**What you will do:**
Give only a count of the lines that include the string "даже".

**Records supplied:**

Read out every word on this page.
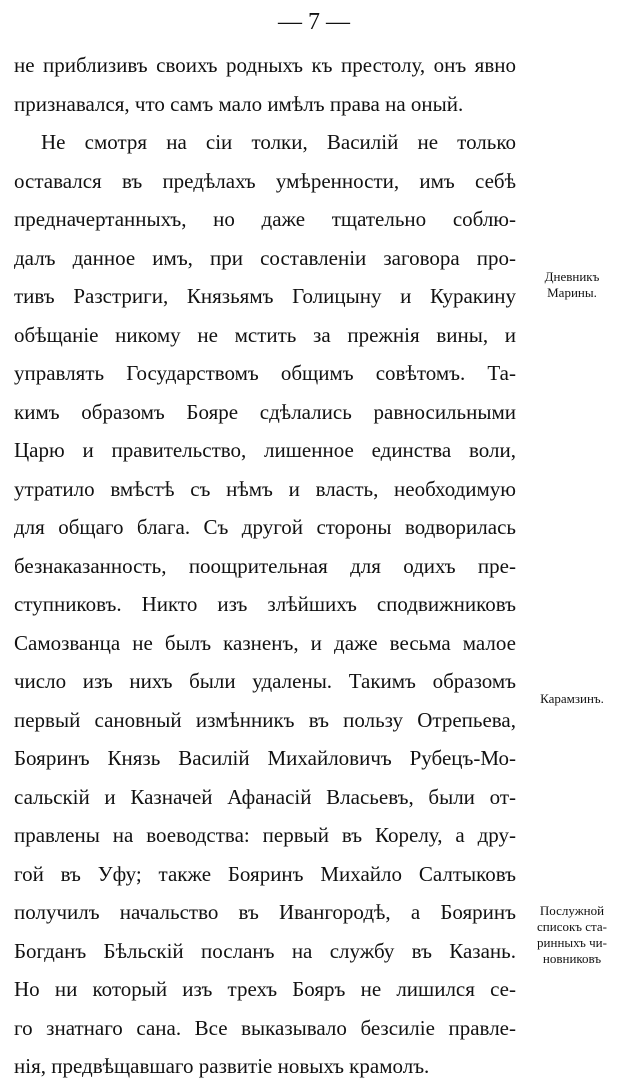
— 7 —
не приблизивъ своихъ родныхъ къ престолу, онъ явно
признавался, что самъ мало имѣлъ права на оный.
Не смотря на сіи толки, Василій не только
оставался въ предѣлахъ умѣренности, имъ себѣ
предначертанныхъ, но даже тщательно соблю-
далъ данное имъ, при составленіи заговора про-
тивъ Разстриги, Князьямъ Голицыну и Куракину
обѣщаніе никому не мстить за прежнія вины, и
управлять Государствомъ общимъ совѣтомъ. Та-
кимъ образомъ Бояре сдѣлались равносильными
Царю и правительство, лишенное единства воли,
утратило вмѣстѣ съ нѣмъ и власть, необходимую
для общаго блага. Съ другой стороны водворилась
безнаказанность, поощрительная для одихъ пре-
ступниковъ. Никто изъ злѣйшихъ сподвижниковъ
Самозванца не былъ казненъ, и даже весьма малое
число изъ нихъ были удалены. Такимъ образомъ
первый сановный измѣнникъ въ пользу Отрепьева,
Бояринъ Князь Василій Михайловичъ Рубецъ-Мо-
сальскій и Казначей Афанасій Власьевъ, были от-
правлены на воеводства: первый въ Корелу, а дру-
гой въ Уфу; также Бояринъ Михайло Салтыковъ
получилъ начальство въ Ивангородѣ, а Бояринъ
Богданъ Бѣльскій посланъ на службу въ Казань.
Но ни который изъ трехъ Бояръ не лишился се-
го знатнаго сана. Все выказывало безсиліе правле-
нія, предвѣщавшаго развитіе новыхъ крамолъ.
Дневникъ
Марины.
Карамзинъ.
Послужной
списокъ ста-
ринныхъ чи-
новниковъ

**Final answer:**
2